Data listing:
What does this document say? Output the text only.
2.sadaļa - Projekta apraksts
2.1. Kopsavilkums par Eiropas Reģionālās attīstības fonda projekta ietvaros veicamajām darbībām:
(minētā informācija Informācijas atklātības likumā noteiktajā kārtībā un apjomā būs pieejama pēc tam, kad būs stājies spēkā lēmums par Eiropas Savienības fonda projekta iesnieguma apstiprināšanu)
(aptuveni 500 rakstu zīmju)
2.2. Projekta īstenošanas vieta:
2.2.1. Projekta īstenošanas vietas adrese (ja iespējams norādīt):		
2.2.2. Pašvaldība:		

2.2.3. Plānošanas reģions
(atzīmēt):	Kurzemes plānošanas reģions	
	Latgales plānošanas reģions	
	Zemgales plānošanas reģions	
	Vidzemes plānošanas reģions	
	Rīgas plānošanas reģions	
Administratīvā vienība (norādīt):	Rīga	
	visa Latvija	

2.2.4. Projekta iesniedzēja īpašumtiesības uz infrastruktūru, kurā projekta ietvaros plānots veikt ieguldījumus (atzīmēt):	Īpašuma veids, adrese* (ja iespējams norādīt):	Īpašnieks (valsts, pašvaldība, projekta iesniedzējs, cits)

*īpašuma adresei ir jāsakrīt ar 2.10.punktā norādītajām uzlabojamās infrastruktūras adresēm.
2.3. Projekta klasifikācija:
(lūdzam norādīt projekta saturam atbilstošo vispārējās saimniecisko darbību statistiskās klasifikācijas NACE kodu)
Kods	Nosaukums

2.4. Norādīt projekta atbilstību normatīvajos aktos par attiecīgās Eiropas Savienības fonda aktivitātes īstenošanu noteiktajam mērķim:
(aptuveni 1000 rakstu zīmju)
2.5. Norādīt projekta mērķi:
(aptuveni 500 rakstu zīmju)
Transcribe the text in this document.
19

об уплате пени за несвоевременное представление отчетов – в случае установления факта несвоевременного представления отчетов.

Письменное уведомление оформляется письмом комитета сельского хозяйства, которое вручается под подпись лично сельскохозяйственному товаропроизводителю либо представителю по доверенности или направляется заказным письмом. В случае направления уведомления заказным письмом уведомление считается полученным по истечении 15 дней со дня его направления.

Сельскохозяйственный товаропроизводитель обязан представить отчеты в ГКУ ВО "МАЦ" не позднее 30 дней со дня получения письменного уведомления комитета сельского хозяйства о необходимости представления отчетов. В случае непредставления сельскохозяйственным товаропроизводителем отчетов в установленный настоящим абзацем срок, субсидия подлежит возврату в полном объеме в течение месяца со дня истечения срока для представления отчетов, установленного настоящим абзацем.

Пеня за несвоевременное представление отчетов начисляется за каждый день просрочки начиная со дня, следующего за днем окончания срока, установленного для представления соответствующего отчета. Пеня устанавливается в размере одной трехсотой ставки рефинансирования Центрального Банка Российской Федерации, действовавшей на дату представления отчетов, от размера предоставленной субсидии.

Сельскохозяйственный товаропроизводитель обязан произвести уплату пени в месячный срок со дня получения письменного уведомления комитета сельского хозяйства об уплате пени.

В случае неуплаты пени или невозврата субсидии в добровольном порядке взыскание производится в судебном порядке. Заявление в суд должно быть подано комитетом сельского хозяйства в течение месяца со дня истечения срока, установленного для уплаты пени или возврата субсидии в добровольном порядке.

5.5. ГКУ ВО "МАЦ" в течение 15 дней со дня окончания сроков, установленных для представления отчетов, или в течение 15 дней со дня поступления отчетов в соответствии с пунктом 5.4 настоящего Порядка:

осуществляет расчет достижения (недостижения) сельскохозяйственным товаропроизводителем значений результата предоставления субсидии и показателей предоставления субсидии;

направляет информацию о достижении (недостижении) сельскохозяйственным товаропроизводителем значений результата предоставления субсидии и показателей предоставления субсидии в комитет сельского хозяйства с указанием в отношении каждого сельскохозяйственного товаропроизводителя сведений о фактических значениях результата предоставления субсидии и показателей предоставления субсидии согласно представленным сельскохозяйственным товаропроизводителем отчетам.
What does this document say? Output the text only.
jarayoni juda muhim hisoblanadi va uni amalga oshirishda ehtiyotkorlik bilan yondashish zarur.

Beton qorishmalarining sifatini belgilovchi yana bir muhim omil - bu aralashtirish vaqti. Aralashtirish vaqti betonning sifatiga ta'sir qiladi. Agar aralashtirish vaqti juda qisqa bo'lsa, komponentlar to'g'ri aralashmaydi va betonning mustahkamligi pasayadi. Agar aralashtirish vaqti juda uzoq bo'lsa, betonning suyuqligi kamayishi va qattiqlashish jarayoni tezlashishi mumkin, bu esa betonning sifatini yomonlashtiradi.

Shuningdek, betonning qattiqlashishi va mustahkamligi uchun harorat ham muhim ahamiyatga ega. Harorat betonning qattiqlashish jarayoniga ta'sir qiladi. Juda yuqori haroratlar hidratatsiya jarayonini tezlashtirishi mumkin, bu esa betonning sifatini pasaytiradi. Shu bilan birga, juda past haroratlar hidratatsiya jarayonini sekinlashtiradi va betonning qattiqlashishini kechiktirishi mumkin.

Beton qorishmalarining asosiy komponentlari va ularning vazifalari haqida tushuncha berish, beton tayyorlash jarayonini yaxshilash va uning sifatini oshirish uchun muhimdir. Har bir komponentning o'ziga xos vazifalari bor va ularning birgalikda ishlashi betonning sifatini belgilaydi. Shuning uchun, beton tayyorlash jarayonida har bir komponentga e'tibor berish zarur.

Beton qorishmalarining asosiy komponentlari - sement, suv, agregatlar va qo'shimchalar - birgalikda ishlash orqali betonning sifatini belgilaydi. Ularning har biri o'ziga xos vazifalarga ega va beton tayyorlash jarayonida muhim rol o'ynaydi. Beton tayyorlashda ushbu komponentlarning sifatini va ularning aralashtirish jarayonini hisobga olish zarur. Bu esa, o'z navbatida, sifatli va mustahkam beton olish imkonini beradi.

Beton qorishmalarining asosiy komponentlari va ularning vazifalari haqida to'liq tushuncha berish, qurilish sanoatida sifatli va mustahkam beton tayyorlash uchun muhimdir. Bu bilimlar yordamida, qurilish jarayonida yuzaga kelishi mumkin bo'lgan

[Written problem]: Reproduce each record exactly as it appears.

[Written reply]:
What does this document say? Output the text only.
2.sadaļa - Projekta apraksts
2.1. Kopsavilkums par Eiropas Reģionālās attīstības fonda projekta ietvaros veicamajām darbībām:
(minētā informācija Informācijas atklātības likumā noteiktajā kārtībā un apjomā būs pieejama pēc tam, kad būs stājies spēkā lēmums par Eiropas Savienības fonda projekta iesnieguma apstiprināšanu)
(aptuveni 500 rakstu zīmju)
2.2. Projekta īstenošanas vieta:
2.2.1. Projekta īstenošanas vietas adrese (ja iespējams norādīt):		
2.2.2. Pašvaldība:		

2.2.3. Plānošanas reģions
(atzīmēt):	Kurzemes plānošanas reģions	
	Latgales plānošanas reģions	
	Zemgales plānošanas reģions	
	Vidzemes plānošanas reģions	
	Rīgas plānošanas reģions	
Administratīvā vienība (norādīt):	Rīga	
	visa Latvija	

2.2.4. Projekta iesniedzēja īpašumtiesības uz infrastruktūru, kurā projekta ietvaros plānots veikt ieguldījumus (atzīmēt):	Īpašuma veids, adrese* (ja iespējams norādīt):	Īpašnieks (valsts, pašvaldība, projekta iesniedzējs, cits)

*īpašuma adresei ir jāsakrīt ar 2.10.punktā norādītajām uzlabojamās infrastruktūras adresēm.
2.3. Projekta klasifikācija:
(lūdzam norādīt projekta saturam atbilstošo vispārējās saimniecisko darbību statistiskās klasifikācijas NACE kodu)
Kods	Nosaukums

2.4. Norādīt projekta atbilstību normatīvajos aktos par attiecīgās Eiropas Savienības fonda aktivitātes īstenošanu noteiktajam mērķim:
(aptuveni 1000 rakstu zīmju)
2.5. Norādīt projekta mērķi:
(aptuveni 500 rakstu zīmju)
Transcribe the text in this document.
19

об уплате пени за несвоевременное представление отчетов – в случае установления факта несвоевременного представления отчетов.

Письменное уведомление оформляется письмом комитета сельского хозяйства, которое вручается под подпись лично сельскохозяйственному товаропроизводителю либо представителю по доверенности или направляется заказным письмом. В случае направления уведомления заказным письмом уведомление считается полученным по истечении 15 дней со дня его направления.

Сельскохозяйственный товаропроизводитель обязан представить отчеты в ГКУ ВО "МАЦ" не позднее 30 дней со дня получения письменного уведомления комитета сельского хозяйства о необходимости представления отчетов. В случае непредставления сельскохозяйственным товаропроизводителем отчетов в установленный настоящим абзацем срок, субсидия подлежит возврату в полном объеме в течение месяца со дня истечения срока для представления отчетов, установленного настоящим абзацем.

Пеня за несвоевременное представление отчетов начисляется за каждый день просрочки начиная со дня, следующего за днем окончания срока, установленного для представления соответствующего отчета. Пеня устанавливается в размере одной трехсотой ставки рефинансирования Центрального Банка Российской Федерации, действовавшей на дату представления отчетов, от размера предоставленной субсидии.

Сельскохозяйственный товаропроизводитель обязан произвести уплату пени в месячный срок со дня получения письменного уведомления комитета сельского хозяйства об уплате пени.

В случае неуплаты пени или невозврата субсидии в добровольном порядке взыскание производится в судебном порядке. Заявление в суд должно быть подано комитетом сельского хозяйства в течение месяца со дня истечения срока, установленного для уплаты пени или возврата субсидии в добровольном порядке.

5.5. ГКУ ВО "МАЦ" в течение 15 дней со дня окончания сроков, установленных для представления отчетов, или в течение 15 дней со дня поступления отчетов в соответствии с пунктом 5.4 настоящего Порядка:

осуществляет расчет достижения (недостижения) сельскохозяйственным товаропроизводителем значений результата предоставления субсидии и показателей предоставления субсидии;

направляет информацию о достижении (недостижении) сельскохозяйственным товаропроизводителем значений результата предоставления субсидии и показателей предоставления субсидии в комитет сельского хозяйства с указанием в отношении каждого сельскохозяйственного товаропроизводителя сведений о фактических значениях результата предоставления субсидии и показателей предоставления субсидии согласно представленным сельскохозяйственным товаропроизводителем отчетам.
What does this document say? Output the text only.
jarayoni juda muhim hisoblanadi va uni amalga oshirishda ehtiyotkorlik bilan yondashish zarur.

Beton qorishmalarining sifatini belgilovchi yana bir muhim omil - bu aralashtirish vaqti. Aralashtirish vaqti betonning sifatiga ta'sir qiladi. Agar aralashtirish vaqti juda qisqa bo'lsa, komponentlar to'g'ri aralashmaydi va betonning mustahkamligi pasayadi. Agar aralashtirish vaqti juda uzoq bo'lsa, betonning suyuqligi kamayishi va qattiqlashish jarayoni tezlashishi mumkin, bu esa betonning sifatini yomonlashtiradi.

Shuningdek, betonning qattiqlashishi va mustahkamligi uchun harorat ham muhim ahamiyatga ega. Harorat betonning qattiqlashish jarayoniga ta'sir qiladi. Juda yuqori haroratlar hidratatsiya jarayonini tezlashtirishi mumkin, bu esa betonning sifatini pasaytiradi. Shu bilan birga, juda past haroratlar hidratatsiya jarayonini sekinlashtiradi va betonning qattiqlashishini kechiktirishi mumkin.

Beton qorishmalarining asosiy komponentlari va ularning vazifalari haqida tushuncha berish, beton tayyorlash jarayonini yaxshilash va uning sifatini oshirish uchun muhimdir. Har bir komponentning o'ziga xos vazifalari bor va ularning birgalikda ishlashi betonning sifatini belgilaydi. Shuning uchun, beton tayyorlash jarayonida har bir komponentga e'tibor berish zarur.

Beton qorishmalarining asosiy komponentlari - sement, suv, agregatlar va qo'shimchalar - birgalikda ishlash orqali betonning sifatini belgilaydi. Ularning har biri o'ziga xos vazifalarga ega va beton tayyorlash jarayonida muhim rol o'ynaydi. Beton tayyorlashda ushbu komponentlarning sifatini va ularning aralashtirish jarayonini hisobga olish zarur. Bu esa, o'z navbatida, sifatli va mustahkam beton olish imkonini beradi.

Beton qorishmalarining asosiy komponentlari va ularning vazifalari haqida to'liq tushuncha berish, qurilish sanoatida sifatli va mustahkam beton tayyorlash uchun muhimdir. Bu bilimlar yordamida, qurilish jarayonida yuzaga kelishi mumkin bo'lgan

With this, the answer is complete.